誰にでもわかりやすい特性とは、フロロカーボンの比重や伸度です。
ラインの比重とか伸度の違いって、数字で見るよりも実際に水に落としてみたり引っ張ってみると
って体感できるくらい違いがあります。
でも耐摩耗性能だとか屈折率なんかだと、数字だけを見て
って納得するしかないのが現実。
体感できる違いがないというわけではなく、どちらかといえば、ナイロンもフロロもどちらの素材も普通に問題ないレベルで強いよって感じでした。
小難しいことを考えるのは悪いことではありませんが、ビギナーの頃にはシンプルにわかりやすく割り切った方が釣りに集中できるってのが経験上感じていることです。
シンプルな思考で釣行を重ねて、「もうちょっと〇〇したい」っていう不都合が出てきたときに初めて小難しいことを考えた方が効率的です。
なので、ナイロンとフロロの使い分けについても、体感的にわかりやすい特性で使い分けた方が両素材の違いが明確になります。
比重を生かす
具体的にどういう使い道があるかといえば、僕の場合は主に3つ。
一番多い使いどころがフロロカーボンの比重(糸の沈みやすさ)を使う場合です。
この使い方がフロロを使う場合のだいたい50%くらい。
水の比重を1.00としたとき、ナイロンの比重は1.14ですが、フロロカーボンの比重は1.78です。
1.00よりも数字が大きくなるほど水に沈みやすくなります。
ちなみにPEは0.98なので水に浮きます。
フロロの比重はナイロンの比重よりも1.5倍以上重いので、ナイロンよりもはるかに速く沈みます。
まぁ細かい数字は置いといて、浴槽に水を張って実際ラインを落としてみると違いがわかります。
フロロは沈みが速いです。
つまり、フロロカーボンの比重の重さをシンカー代わりに利用して、ルアーの浮き上がりを抑えるときに使用します。
たとえば、細身のシンキングペンシルを流れの速い中で使う場合、ルアーが簡単に浮いてしまって水面を滑って帰ってくることがあります。
こういう場合で、水面よりも皮一枚から二枚分ルアーを沈めたいってときにフロロカーボンリーダーを少し長めにとって、リーダーをシンカー代わりに利用してルアーの浮き上がりを抑えます。
フロロをシンカー代わりに使うと、ルアーの浮き上がりは抑えられますが、ルアーによっては動きを阻害してしまうものもあります。
なので、この使い方の時はワイドスナップを使うこともあります。

* **作業内容**
フロロカーボンラインとナイロンラインの使い分けに関する文章を、最後の文の後から引き継いで書き進めてください。 一覧は本件には一切関係しません。

* **データ欄**

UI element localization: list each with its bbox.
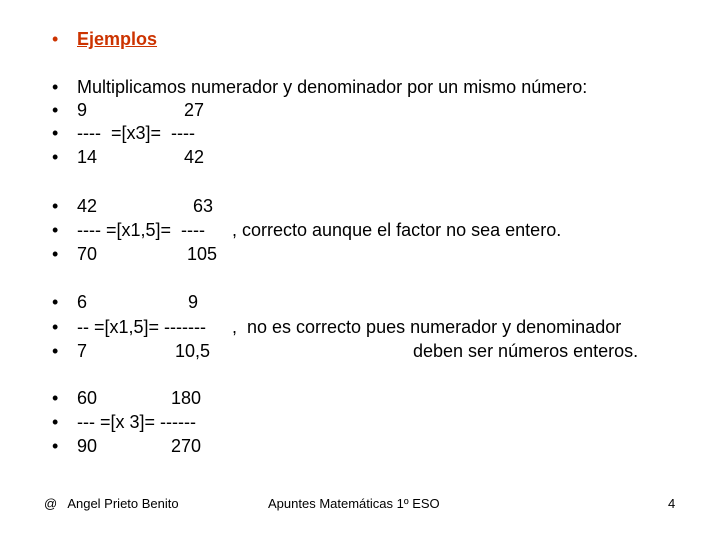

* **最終結果**
伸びの少なさを生かす
フロロカーボンはナイロンラインに比べて伸び率がやや少ないです。
ナイロンは100mのラインの両端を力いっぱい引っ張ると(計算上は)25mくらいは伸びると言われます。
それくらいよく伸びます。
これがフロロカーボンの場合は15m〜20mくらい伸びるそうです。
それほど違いはないように思えますが、やはり実釣すると体感的にけっこう違います。
たとえば、船釣りで80〜100号(300〜380gほど)くらいのコマセカゴを長〜いナイロンリーダーで使っていると、ナイロンがビヨンビヨン伸びてカゴの動きがすごくわかりにくい!
これをフロロカーボンリーダーにすると、手元に伝わる情報がナイロンよりもだいぶ分かりやすくなります。
それくらいフロロカーボンの方が体感的にも伸びが少ないです。
柔らかいロッドでシーバスを狙う場合には、ナイロンよりも伸びの少ないフロロカーボンを使用して、しっかりとフッキングできるようにタックルを構成することがあります。
ナイロンからフロロにするだけでどれだけフッキングに違いが出るんだよ?っていう疑問はあるかもしれません。
確かにそれは明確な数字で表すことはできません。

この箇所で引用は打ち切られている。